[begin Extracted information]
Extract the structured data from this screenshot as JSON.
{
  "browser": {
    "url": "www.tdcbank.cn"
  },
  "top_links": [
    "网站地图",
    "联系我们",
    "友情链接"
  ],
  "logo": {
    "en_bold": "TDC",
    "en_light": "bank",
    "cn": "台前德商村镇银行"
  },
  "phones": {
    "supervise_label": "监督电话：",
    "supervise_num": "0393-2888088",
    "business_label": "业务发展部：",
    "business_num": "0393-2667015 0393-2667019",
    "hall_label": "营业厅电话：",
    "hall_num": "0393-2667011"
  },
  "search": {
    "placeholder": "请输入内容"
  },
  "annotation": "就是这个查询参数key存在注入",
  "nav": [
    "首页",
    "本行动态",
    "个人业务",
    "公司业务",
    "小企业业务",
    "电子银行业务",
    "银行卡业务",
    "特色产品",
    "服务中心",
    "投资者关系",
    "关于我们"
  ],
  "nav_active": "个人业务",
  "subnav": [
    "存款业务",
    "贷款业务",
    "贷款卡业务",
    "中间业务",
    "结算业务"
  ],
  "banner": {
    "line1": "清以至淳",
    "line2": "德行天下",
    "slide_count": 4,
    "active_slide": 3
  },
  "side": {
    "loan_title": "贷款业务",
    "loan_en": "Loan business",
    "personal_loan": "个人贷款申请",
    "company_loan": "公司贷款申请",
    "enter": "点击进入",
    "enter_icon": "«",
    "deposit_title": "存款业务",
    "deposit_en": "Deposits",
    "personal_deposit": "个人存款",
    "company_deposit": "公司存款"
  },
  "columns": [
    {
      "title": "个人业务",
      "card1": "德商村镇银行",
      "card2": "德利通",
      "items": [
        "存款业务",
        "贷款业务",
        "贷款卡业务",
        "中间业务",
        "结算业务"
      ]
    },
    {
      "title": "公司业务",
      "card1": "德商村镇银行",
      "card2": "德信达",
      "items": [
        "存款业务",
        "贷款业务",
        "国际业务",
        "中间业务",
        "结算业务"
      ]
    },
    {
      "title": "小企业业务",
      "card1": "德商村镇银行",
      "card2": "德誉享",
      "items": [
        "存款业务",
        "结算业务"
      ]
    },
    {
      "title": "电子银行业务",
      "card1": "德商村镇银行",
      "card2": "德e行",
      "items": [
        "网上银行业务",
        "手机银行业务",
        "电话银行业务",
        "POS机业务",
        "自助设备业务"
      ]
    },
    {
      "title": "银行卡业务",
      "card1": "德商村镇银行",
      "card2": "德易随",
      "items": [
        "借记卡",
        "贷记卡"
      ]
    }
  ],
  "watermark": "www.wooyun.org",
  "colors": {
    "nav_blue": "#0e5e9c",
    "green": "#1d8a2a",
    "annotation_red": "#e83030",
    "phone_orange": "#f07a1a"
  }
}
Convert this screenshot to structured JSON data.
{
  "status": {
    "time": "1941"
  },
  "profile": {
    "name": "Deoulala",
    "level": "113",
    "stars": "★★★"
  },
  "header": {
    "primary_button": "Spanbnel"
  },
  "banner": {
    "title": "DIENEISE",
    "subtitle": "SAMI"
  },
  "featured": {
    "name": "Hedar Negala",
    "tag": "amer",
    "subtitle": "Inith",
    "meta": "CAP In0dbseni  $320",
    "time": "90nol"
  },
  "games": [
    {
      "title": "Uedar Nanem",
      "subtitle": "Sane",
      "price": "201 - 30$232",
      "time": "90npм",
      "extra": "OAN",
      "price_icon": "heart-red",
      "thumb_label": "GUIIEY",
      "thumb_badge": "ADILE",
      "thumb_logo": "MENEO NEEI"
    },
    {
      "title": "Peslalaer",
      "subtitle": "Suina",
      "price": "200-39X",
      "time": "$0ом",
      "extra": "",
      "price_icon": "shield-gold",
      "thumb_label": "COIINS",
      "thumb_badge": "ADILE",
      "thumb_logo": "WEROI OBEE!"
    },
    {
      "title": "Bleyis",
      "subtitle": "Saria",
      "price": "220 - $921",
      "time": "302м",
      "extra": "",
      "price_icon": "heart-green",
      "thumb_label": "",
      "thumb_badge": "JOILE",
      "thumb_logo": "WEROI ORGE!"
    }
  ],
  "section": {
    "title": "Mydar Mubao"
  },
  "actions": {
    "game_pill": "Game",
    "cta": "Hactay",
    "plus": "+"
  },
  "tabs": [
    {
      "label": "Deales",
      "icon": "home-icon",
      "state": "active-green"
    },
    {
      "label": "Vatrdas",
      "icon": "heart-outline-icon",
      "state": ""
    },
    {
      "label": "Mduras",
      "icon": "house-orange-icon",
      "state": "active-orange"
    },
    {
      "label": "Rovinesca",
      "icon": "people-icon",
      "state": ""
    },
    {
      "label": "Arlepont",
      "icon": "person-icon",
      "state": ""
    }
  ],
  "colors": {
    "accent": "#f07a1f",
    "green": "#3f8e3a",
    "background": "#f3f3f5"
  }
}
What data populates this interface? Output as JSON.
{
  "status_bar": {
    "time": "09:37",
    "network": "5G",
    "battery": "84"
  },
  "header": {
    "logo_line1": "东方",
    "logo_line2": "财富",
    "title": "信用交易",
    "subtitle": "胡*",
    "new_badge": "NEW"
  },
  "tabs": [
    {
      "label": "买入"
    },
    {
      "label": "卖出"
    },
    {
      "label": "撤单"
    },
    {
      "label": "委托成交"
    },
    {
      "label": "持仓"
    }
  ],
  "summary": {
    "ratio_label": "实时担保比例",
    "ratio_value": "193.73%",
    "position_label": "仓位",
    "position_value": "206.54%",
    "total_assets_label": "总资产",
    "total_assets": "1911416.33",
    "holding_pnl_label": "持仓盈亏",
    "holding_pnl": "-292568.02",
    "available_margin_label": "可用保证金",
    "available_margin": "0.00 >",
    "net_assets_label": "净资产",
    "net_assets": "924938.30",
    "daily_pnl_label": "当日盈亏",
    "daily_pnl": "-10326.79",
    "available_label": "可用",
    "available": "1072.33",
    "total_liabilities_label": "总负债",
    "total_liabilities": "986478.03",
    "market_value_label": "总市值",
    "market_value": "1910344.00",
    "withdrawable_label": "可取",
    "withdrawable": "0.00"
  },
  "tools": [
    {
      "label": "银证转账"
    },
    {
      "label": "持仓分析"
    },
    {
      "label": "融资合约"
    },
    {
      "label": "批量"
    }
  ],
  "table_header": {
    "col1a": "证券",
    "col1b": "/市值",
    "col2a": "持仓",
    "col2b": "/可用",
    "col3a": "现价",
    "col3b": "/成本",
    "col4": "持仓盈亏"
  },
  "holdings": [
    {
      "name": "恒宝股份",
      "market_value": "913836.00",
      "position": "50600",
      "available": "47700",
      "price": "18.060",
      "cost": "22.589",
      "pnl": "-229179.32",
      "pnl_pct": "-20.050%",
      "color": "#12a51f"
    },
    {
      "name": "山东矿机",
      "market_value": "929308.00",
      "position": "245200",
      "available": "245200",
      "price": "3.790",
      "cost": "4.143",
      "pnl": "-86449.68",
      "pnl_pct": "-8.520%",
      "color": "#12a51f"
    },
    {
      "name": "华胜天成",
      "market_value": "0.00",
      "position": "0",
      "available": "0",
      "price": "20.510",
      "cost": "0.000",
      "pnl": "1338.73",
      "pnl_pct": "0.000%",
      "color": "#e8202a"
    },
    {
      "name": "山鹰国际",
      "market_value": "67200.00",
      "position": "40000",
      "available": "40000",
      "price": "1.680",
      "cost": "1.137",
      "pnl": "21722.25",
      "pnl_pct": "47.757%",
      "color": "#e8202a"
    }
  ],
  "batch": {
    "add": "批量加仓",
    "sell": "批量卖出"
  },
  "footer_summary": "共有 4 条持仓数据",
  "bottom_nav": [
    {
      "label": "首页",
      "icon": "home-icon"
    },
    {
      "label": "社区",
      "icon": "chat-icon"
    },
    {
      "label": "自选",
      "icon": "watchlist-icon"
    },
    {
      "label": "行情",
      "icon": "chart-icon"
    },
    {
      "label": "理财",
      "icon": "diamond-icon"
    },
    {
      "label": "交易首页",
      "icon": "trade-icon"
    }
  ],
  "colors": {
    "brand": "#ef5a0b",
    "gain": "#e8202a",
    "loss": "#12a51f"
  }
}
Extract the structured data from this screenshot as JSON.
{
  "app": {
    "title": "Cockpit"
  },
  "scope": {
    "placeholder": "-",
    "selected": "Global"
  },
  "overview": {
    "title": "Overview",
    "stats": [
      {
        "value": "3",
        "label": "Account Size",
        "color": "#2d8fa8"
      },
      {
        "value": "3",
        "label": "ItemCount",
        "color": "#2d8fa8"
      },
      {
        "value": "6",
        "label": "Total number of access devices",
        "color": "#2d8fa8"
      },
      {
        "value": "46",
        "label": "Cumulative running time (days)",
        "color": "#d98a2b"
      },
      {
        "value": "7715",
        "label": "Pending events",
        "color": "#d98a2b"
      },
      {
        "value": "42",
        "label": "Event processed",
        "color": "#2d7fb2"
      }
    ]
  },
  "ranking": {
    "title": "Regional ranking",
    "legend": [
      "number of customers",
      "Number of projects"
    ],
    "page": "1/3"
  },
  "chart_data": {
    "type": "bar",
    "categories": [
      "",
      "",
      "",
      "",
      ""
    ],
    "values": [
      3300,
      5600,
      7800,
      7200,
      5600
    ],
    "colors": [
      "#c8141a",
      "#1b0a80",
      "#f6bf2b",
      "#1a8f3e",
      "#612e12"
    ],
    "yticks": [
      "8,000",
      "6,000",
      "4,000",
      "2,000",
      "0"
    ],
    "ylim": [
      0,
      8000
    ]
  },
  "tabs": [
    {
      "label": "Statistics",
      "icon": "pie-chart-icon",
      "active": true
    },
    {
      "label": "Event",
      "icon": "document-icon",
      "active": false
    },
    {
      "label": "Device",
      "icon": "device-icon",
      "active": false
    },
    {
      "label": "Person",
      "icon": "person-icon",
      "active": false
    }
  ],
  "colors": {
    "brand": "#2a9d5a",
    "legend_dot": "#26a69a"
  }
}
[end Extracted information]
Problem to solve - Select every line in the records above that contains the word "this".

Output below -
Extract the structured data from this screenshot as JSON.
Convert this screenshot to structured JSON data.
What data populates this interface? Output as JSON.
Extract the structured data from this screenshot as JSON.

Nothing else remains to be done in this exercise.